● TASK STATEMENT
Find all lines in the records that include the word "simliklarning", and copy them out.

━━━━━ INPUT RECORDS ━━━━━

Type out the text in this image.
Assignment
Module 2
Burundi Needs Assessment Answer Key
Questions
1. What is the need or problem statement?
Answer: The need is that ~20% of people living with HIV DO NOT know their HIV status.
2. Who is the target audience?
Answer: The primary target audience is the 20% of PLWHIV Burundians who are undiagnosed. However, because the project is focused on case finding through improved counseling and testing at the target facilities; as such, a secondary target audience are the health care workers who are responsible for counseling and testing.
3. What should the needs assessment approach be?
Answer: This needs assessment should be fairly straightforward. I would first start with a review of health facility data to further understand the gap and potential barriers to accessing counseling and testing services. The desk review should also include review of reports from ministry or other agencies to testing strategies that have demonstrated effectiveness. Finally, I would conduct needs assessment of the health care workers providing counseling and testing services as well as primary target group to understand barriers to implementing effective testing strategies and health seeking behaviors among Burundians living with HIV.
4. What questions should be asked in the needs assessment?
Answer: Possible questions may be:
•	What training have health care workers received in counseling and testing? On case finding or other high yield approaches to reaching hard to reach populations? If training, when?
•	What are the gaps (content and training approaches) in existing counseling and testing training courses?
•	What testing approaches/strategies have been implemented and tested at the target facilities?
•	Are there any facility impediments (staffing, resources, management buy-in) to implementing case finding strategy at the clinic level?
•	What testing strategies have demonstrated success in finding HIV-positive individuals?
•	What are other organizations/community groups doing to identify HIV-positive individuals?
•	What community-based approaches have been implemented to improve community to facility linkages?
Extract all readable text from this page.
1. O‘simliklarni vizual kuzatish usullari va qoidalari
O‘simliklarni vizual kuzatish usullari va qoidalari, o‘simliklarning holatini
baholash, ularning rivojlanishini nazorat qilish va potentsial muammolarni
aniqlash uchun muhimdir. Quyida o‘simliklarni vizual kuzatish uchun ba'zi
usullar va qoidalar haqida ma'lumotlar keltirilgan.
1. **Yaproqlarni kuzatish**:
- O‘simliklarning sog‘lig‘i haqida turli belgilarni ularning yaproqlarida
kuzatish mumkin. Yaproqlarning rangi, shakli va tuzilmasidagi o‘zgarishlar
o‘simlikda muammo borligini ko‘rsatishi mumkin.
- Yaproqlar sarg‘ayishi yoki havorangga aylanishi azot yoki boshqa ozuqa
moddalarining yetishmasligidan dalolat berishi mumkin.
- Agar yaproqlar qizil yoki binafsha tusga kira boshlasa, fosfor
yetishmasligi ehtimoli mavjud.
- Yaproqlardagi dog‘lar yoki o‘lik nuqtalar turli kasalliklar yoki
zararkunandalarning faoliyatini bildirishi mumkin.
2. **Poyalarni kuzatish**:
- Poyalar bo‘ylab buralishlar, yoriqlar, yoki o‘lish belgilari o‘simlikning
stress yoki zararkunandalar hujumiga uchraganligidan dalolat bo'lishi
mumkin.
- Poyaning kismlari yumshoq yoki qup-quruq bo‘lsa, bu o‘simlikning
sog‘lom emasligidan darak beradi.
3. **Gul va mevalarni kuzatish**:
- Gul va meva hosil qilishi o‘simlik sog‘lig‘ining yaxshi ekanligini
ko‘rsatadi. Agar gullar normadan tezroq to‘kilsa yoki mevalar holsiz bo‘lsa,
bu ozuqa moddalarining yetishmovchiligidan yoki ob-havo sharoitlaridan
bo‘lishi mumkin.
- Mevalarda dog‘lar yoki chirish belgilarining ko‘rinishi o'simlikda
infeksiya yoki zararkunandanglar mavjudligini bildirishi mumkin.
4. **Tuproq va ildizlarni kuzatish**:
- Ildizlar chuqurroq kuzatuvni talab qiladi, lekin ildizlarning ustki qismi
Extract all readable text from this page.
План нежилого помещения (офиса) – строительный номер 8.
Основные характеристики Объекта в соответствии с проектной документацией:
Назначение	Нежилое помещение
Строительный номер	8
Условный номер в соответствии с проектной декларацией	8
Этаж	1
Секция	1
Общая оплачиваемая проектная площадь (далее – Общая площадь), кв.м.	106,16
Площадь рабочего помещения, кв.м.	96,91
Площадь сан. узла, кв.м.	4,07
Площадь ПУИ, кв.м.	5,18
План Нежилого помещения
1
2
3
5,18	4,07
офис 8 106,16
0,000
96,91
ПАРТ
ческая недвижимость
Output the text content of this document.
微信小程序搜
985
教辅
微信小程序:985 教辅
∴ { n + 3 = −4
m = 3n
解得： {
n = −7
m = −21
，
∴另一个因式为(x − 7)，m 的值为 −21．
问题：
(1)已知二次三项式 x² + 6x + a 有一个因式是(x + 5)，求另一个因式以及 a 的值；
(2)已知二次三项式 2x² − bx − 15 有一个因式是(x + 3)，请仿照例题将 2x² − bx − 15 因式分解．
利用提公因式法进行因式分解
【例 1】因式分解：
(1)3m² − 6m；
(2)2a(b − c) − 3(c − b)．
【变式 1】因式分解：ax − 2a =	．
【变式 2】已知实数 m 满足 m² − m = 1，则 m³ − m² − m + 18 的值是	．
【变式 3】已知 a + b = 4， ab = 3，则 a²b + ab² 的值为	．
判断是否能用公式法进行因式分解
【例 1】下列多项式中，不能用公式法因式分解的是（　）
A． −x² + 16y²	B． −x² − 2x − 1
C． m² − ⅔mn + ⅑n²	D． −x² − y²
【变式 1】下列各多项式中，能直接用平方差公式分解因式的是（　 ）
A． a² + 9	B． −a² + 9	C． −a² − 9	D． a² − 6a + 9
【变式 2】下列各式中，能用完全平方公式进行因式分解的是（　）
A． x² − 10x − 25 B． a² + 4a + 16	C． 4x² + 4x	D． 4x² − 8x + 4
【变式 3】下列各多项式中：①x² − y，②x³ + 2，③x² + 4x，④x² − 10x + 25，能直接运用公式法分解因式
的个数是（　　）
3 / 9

━━━━━

● COMPLETE ANSWER
O‘simliklarni vizual kuzatish usullari va qoidalari, o‘simliklarning holatini
- O‘simliklarning sog‘lig‘i haqida turli belgilarni ularning yaproqlarida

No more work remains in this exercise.